Copy the line containing "Parse this screenshot: output", then all lines after it up to and including the final line of the material, exactly and without additions.

(Extracted records)
◆ ◆ ◆ ◆ ◆ ◆ ◆
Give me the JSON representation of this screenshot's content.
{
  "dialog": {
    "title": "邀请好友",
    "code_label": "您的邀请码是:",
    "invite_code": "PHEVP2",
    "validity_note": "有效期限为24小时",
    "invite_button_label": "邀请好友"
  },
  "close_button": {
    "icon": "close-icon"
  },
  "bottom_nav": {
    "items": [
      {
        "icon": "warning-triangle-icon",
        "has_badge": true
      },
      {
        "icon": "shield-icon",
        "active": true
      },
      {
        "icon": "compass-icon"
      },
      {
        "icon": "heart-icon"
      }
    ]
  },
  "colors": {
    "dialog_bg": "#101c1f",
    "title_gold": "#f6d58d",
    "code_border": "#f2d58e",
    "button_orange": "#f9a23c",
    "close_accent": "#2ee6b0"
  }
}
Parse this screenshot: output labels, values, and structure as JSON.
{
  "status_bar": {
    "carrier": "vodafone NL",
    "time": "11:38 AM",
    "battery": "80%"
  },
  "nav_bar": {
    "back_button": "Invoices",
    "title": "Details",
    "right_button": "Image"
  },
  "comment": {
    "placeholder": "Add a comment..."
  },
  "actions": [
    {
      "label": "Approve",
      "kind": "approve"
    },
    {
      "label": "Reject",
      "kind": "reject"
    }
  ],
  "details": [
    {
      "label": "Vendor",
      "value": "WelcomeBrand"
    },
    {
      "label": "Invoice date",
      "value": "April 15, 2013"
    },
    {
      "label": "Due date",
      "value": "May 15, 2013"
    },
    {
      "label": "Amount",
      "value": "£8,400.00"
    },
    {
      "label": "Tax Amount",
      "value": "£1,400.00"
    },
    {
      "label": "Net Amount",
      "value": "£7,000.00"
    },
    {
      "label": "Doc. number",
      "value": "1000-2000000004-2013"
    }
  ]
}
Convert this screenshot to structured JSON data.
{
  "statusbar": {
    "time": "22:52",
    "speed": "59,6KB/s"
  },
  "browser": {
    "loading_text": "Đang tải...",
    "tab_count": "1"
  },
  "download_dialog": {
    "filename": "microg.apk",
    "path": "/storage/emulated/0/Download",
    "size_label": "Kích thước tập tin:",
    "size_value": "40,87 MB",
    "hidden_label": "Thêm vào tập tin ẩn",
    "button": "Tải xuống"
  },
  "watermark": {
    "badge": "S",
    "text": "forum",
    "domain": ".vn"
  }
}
◆ ◆ ◆ ◆ ◆ ◆ ◆
* **Written answer**
Parse this screenshot: output labels, values, and structure as JSON.
{
  "status_bar": {
    "carrier": "vodafone NL",
    "time": "11:38 AM",
    "battery": "80%"
  },
  "nav_bar": {
    "back_button": "Invoices",
    "title": "Details",
    "right_button": "Image"
  },
  "comment": {
    "placeholder": "Add a comment..."
  },
  "actions": [
    {
      "label": "Approve",
      "kind": "approve"
    },
    {
      "label": "Reject",
      "kind": "reject"
    }
  ],
  "details": [
    {
      "label": "Vendor",
      "value": "WelcomeBrand"
    },
    {
      "label": "Invoice date",
      "value": "April 15, 2013"
    },
    {
      "label": "Due date",
      "value": "May 15, 2013"
    },
    {
      "label": "Amount",
      "value": "£8,400.00"
    },
    {
      "label": "Tax Amount",
      "value": "£1,400.00"
    },
    {
      "label": "Net Amount",
      "value": "£7,000.00"
    },
    {
      "label": "Doc. number",
      "value": "1000-2000000004-2013"
    }
  ]
}
Convert this screenshot to structured JSON data.
{
  "statusbar": {
    "time": "22:52",
    "speed": "59,6KB/s"
  },
  "browser": {
    "loading_text": "Đang tải...",
    "tab_count": "1"
  },
  "download_dialog": {
    "filename": "microg.apk",
    "path": "/storage/emulated/0/Download",
    "size_label": "Kích thước tập tin:",
    "size_value": "40,87 MB",
    "hidden_label": "Thêm vào tập tin ẩn",
    "button": "Tải xuống"
  },
  "watermark": {
    "badge": "S",
    "text": "forum",
    "domain": ".vn"
  }
}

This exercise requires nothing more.